Written tasks -
(1) Quote the passage on brute-force vector search in SQLite word for word, from "This library is" to "and long-lived system.", inclusive.
(2) Write the next part of the passage on brute-force vector search in SQLite, starting right after its final sentence.

Document extract -

======

It turns out that you don't need a fancy vector database when your dataset only
consists of a few hundred thousand or million vectors: brute-force search is
shockingly fast. For exapmle, calling `dot_f32` or `sqdist_f32` on every
512-dimensional vector in a 100,000 row table only adds about 30ms(!) to the
query runtime on my laptop.

This library is another piece in the collection of parts which I'm building up
as the basis for a personal photo library program. Adding these functions makes
it possible to use SQLite to store and query both photo metadata and vector
embeddings in one robust, performant and long-lived system.


Limitations
-----------

* The functions implemented by this extension require the floats within the BLOBs
  passed to them to be in the machine's native byte order. This makes any
  database using this format non-portable between architectures with different
  byte orderings. Luckily for me, I only have little-endian machines to hand so
  this isn't a problem...

======

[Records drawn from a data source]
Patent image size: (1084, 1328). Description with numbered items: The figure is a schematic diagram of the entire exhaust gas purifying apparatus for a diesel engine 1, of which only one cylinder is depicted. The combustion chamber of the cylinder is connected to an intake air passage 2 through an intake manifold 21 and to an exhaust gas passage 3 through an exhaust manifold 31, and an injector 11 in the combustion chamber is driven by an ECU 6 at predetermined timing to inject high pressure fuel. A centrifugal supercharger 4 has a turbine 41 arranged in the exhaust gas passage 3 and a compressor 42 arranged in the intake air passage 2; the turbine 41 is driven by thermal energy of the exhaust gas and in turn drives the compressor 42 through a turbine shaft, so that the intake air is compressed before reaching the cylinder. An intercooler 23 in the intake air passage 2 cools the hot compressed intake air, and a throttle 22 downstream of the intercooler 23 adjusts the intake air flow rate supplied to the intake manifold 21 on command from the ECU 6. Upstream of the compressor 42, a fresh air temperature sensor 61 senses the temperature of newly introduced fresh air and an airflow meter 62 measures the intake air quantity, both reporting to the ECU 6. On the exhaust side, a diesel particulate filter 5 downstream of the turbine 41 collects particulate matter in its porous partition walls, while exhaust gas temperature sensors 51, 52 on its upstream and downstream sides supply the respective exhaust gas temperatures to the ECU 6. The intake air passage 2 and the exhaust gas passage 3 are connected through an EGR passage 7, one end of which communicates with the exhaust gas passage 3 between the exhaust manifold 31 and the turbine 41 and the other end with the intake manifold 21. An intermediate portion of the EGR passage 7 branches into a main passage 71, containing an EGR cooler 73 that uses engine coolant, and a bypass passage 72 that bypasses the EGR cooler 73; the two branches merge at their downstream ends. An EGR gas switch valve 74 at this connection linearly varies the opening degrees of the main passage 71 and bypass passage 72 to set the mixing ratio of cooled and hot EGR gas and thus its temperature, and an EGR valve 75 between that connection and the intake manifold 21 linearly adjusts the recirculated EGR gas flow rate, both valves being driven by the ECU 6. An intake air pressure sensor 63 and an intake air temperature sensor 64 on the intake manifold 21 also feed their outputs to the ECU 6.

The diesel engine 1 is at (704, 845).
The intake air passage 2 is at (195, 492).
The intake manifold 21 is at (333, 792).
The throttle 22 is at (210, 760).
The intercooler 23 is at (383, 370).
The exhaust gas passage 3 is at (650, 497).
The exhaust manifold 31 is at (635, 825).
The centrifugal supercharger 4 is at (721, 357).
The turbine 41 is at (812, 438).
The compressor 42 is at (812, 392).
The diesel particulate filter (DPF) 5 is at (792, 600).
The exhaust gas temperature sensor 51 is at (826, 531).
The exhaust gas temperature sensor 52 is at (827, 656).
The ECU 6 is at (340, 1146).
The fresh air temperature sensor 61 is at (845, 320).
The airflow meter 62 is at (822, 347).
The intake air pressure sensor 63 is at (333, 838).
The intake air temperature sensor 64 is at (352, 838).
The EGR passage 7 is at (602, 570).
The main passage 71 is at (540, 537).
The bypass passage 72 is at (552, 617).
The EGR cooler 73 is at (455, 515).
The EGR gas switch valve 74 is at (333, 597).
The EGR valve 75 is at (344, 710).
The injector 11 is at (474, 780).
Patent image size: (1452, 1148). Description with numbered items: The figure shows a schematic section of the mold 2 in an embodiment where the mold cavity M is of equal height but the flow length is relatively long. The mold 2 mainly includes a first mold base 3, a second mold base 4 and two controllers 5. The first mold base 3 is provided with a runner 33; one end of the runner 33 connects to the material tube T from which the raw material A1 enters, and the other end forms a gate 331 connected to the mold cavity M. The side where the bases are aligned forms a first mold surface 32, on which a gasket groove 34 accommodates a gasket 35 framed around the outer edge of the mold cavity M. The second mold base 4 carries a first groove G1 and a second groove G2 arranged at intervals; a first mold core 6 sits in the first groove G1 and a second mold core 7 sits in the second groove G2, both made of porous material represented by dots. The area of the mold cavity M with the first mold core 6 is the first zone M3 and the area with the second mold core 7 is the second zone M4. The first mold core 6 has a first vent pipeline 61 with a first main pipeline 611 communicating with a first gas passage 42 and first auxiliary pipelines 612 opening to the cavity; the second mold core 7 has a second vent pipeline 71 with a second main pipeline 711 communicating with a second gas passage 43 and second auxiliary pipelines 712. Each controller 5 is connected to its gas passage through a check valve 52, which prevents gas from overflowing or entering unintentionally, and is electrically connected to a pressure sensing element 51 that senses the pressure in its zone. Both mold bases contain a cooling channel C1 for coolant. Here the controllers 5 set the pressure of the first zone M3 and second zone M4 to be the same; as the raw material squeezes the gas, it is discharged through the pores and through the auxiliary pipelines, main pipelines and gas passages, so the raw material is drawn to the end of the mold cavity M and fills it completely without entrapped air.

======

Answers to each task -
(1)
This library is another piece in the collection of parts which I'm building up
as the basis for a personal photo library program. Adding these functions makes
it possible to use SQLite to store and query both photo metadata and vector
embeddings in one robust, performant and long-lived system.

(2)
* No particular claims are made about the numerical quality of the implementation
  of these functions. Again, luckly I'm using these on fairly noisy data
  (vector embeddings) where this doesn't really matter.

* The implementation of the dot product and square distance functions is pretty
  much as simple as it gets. Most compilers will do a good job of vectorising
  this yielding pretty good performance. There is still room for improvement:
  numpy's dot product implementation is about three times faster, at least when
  run on a very large batch of vectors.

* I've not yet faffed with GitHub actions to automatically build binary wheels
  for all common platforms. (Contributions welcome...)